Stated problem
Each entry must appear again exactly as it does in the source.

Supplied data
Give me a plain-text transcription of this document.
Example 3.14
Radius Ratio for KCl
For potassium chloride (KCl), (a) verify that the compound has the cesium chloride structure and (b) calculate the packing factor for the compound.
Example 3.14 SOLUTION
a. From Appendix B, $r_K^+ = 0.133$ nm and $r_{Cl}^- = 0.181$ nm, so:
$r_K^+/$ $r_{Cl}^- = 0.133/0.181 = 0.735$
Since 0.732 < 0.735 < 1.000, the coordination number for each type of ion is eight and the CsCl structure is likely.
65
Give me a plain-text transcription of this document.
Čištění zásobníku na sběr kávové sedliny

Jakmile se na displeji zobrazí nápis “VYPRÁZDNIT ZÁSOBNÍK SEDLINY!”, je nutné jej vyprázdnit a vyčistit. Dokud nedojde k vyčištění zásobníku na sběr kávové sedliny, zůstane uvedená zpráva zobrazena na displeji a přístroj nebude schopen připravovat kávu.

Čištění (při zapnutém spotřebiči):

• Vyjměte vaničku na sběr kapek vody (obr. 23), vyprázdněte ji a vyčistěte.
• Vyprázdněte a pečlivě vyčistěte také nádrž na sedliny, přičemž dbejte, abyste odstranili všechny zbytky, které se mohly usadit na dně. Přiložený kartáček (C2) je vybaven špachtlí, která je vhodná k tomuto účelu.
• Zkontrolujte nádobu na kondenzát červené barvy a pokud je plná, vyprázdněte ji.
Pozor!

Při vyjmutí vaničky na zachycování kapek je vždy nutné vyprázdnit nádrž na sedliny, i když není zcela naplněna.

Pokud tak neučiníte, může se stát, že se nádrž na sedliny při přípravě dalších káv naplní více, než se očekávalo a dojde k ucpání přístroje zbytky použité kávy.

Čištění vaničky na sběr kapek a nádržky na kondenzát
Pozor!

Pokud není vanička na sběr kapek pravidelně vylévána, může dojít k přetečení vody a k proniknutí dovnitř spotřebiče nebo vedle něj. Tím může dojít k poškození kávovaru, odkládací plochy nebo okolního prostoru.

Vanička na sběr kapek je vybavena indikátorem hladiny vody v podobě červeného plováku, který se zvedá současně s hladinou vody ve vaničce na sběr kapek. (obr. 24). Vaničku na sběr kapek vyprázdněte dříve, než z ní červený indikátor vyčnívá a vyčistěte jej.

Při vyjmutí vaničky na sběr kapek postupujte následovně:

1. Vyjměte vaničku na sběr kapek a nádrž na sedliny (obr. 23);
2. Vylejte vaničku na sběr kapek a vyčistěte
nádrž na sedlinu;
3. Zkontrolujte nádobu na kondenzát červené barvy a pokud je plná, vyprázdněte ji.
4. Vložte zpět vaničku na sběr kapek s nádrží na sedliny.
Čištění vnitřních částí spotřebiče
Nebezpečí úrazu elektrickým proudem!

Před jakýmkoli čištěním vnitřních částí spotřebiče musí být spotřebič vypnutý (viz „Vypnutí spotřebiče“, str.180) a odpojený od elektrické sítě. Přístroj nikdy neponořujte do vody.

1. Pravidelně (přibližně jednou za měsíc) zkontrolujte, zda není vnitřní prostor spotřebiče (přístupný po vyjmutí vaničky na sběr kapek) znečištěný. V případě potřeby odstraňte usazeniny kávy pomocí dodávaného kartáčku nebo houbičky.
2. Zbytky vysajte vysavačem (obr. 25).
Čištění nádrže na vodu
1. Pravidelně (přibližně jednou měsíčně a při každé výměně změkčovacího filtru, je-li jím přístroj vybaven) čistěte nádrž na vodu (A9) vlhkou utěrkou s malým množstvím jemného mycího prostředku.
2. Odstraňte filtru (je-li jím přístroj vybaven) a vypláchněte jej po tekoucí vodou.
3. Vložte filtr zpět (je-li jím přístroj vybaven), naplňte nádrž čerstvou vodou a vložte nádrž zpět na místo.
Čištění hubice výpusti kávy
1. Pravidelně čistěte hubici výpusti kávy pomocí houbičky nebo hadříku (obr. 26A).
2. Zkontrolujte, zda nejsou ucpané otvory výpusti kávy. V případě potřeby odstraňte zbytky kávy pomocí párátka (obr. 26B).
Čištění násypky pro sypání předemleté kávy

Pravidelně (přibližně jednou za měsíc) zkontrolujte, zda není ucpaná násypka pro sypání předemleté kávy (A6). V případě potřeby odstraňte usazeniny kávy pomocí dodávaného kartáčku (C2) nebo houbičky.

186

Expected answer
Give me a plain-text transcription of this document.
Example 3.14
Radius Ratio for KCl
For potassium chloride (KCl), (a) verify that the compound has the cesium chloride structure and (b) calculate the packing factor for the compound.
Example 3.14 SOLUTION
a. From Appendix B, $r_K^+ = 0.133$ nm and $r_{Cl}^- = 0.181$ nm, so:
$r_K^+/$ $r_{Cl}^- = 0.133/0.181 = 0.735$
Since 0.732 < 0.735 < 1.000, the coordination number for each type of ion is eight and the CsCl structure is likely.
65
Give me a plain-text transcription of this document.
Čištění zásobníku na sběr kávové sedliny

Jakmile se na displeji zobrazí nápis “VYPRÁZDNIT ZÁSOBNÍK SEDLINY!”, je nutné jej vyprázdnit a vyčistit. Dokud nedojde k vyčištění zásobníku na sběr kávové sedliny, zůstane uvedená zpráva zobrazena na displeji a přístroj nebude schopen připravovat kávu.

Čištění (při zapnutém spotřebiči):

• Vyjměte vaničku na sběr kapek vody (obr. 23), vyprázdněte ji a vyčistěte.
• Vyprázdněte a pečlivě vyčistěte také nádrž na sedliny, přičemž dbejte, abyste odstranili všechny zbytky, které se mohly usadit na dně. Přiložený kartáček (C2) je vybaven špachtlí, která je vhodná k tomuto účelu.
• Zkontrolujte nádobu na kondenzát červené barvy a pokud je plná, vyprázdněte ji.
Pozor!

Při vyjmutí vaničky na zachycování kapek je vždy nutné vyprázdnit nádrž na sedliny, i když není zcela naplněna.

Pokud tak neučiníte, může se stát, že se nádrž na sedliny při přípravě dalších káv naplní více, než se očekávalo a dojde k ucpání přístroje zbytky použité kávy.

Čištění vaničky na sběr kapek a nádržky na kondenzát
Pozor!

Pokud není vanička na sběr kapek pravidelně vylévána, může dojít k přetečení vody a k proniknutí dovnitř spotřebiče nebo vedle něj. Tím může dojít k poškození kávovaru, odkládací plochy nebo okolního prostoru.

Vanička na sběr kapek je vybavena indikátorem hladiny vody v podobě červeného plováku, který se zvedá současně s hladinou vody ve vaničce na sběr kapek. (obr. 24). Vaničku na sběr kapek vyprázdněte dříve, než z ní červený indikátor vyčnívá a vyčistěte jej.

Při vyjmutí vaničky na sběr kapek postupujte následovně:

1. Vyjměte vaničku na sběr kapek a nádrž na sedliny (obr. 23);
2. Vylejte vaničku na sběr kapek a vyčistěte
nádrž na sedlinu;
3. Zkontrolujte nádobu na kondenzát červené barvy a pokud je plná, vyprázdněte ji.
4. Vložte zpět vaničku na sběr kapek s nádrží na sedliny.
Čištění vnitřních částí spotřebiče
Nebezpečí úrazu elektrickým proudem!

Před jakýmkoli čištěním vnitřních částí spotřebiče musí být spotřebič vypnutý (viz „Vypnutí spotřebiče“, str.180) a odpojený od elektrické sítě. Přístroj nikdy neponořujte do vody.

1. Pravidelně (přibližně jednou za měsíc) zkontrolujte, zda není vnitřní prostor spotřebiče (přístupný po vyjmutí vaničky na sběr kapek) znečištěný. V případě potřeby odstraňte usazeniny kávy pomocí dodávaného kartáčku nebo houbičky.
2. Zbytky vysajte vysavačem (obr. 25).
Čištění nádrže na vodu
1. Pravidelně (přibližně jednou měsíčně a při každé výměně změkčovacího filtru, je-li jím přístroj vybaven) čistěte nádrž na vodu (A9) vlhkou utěrkou s malým množstvím jemného mycího prostředku.
2. Odstraňte filtru (je-li jím přístroj vybaven) a vypláchněte jej po tekoucí vodou.
3. Vložte filtr zpět (je-li jím přístroj vybaven), naplňte nádrž čerstvou vodou a vložte nádrž zpět na místo.
Čištění hubice výpusti kávy
1. Pravidelně čistěte hubici výpusti kávy pomocí houbičky nebo hadříku (obr. 26A).
2. Zkontrolujte, zda nejsou ucpané otvory výpusti kávy. V případě potřeby odstraňte zbytky kávy pomocí párátka (obr. 26B).
Čištění násypky pro sypání předemleté kávy

Pravidelně (přibližně jednou za měsíc) zkontrolujte, zda není ucpaná násypka pro sypání předemleté kávy (A6). V případě potřeby odstraňte usazeniny kávy pomocí dodávaného kartáčku (C2) nebo houbičky.

186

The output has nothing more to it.